[Dataset items]
◇ ◇ ◇ ◇
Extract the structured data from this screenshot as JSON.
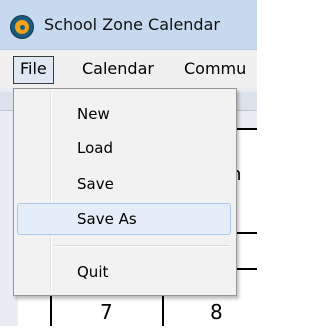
{
  "window": {
    "title": "School Zone Calendar"
  },
  "menubar": {
    "items": [
      {
        "label": "File"
      },
      {
        "label": "Calendar"
      },
      {
        "label": "Commu"
      }
    ]
  },
  "file_menu": {
    "items": [
      {
        "label": "New"
      },
      {
        "label": "Load"
      },
      {
        "label": "Save"
      },
      {
        "label": "Save As",
        "highlighted": true
      },
      {
        "label": "Quit"
      }
    ]
  },
  "background": {
    "visible_letter": "n",
    "day_numbers": [
      "7",
      "8"
    ]
  },
  "colors": {
    "titlebar": "#c7d9ee",
    "menubar": "#f0f0f0",
    "menu_highlight": "#e5eef8",
    "app_icon": "#f0a31a"
  }
}
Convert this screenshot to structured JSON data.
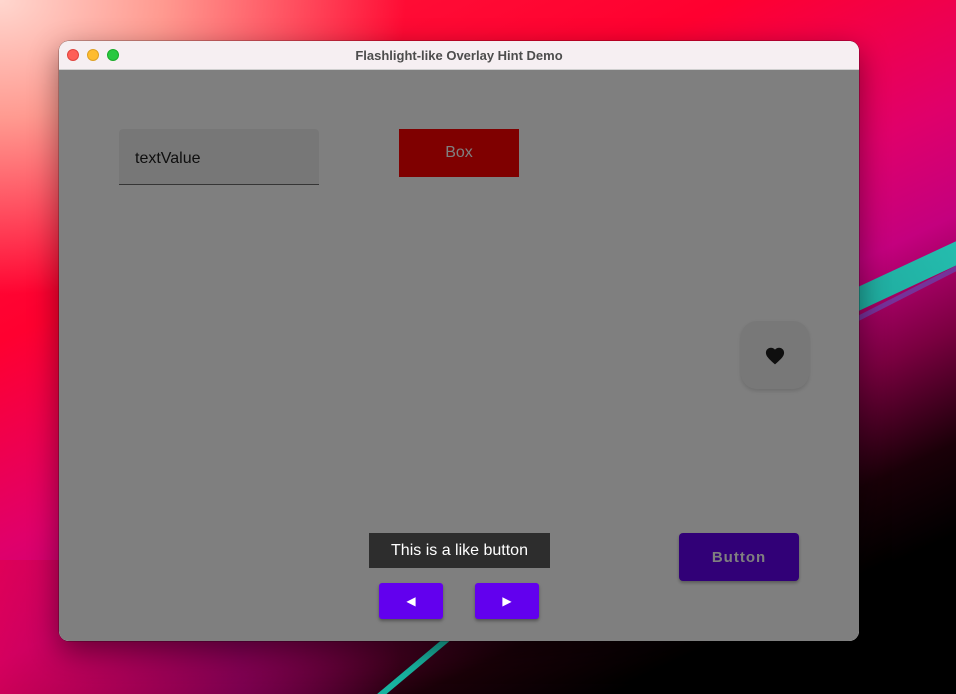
{
  "window": {
    "title": "Flashlight-like Overlay Hint Demo"
  },
  "content": {
    "text_field": {
      "value": "textValue"
    },
    "box": {
      "label": "Box"
    },
    "like_button": {
      "icon": "heart-icon"
    },
    "button": {
      "label": "Button"
    }
  },
  "overlay": {
    "hint_text": "This is a like button",
    "prev_icon": "◀",
    "next_icon": "▶"
  },
  "colors": {
    "accent": "#6200ee",
    "box_red": "#ff0000",
    "hint_bg": "#2d2d2d",
    "overlay_dim": "rgba(0,0,0,0.5)"
  }
}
◇ ◇ ◇ ◇
Given problem — Look above for every line with the word "structured" and copy it.

Answer to this exercise —
Extract the structured data from this screenshot as JSON.
Convert this screenshot to structured JSON data.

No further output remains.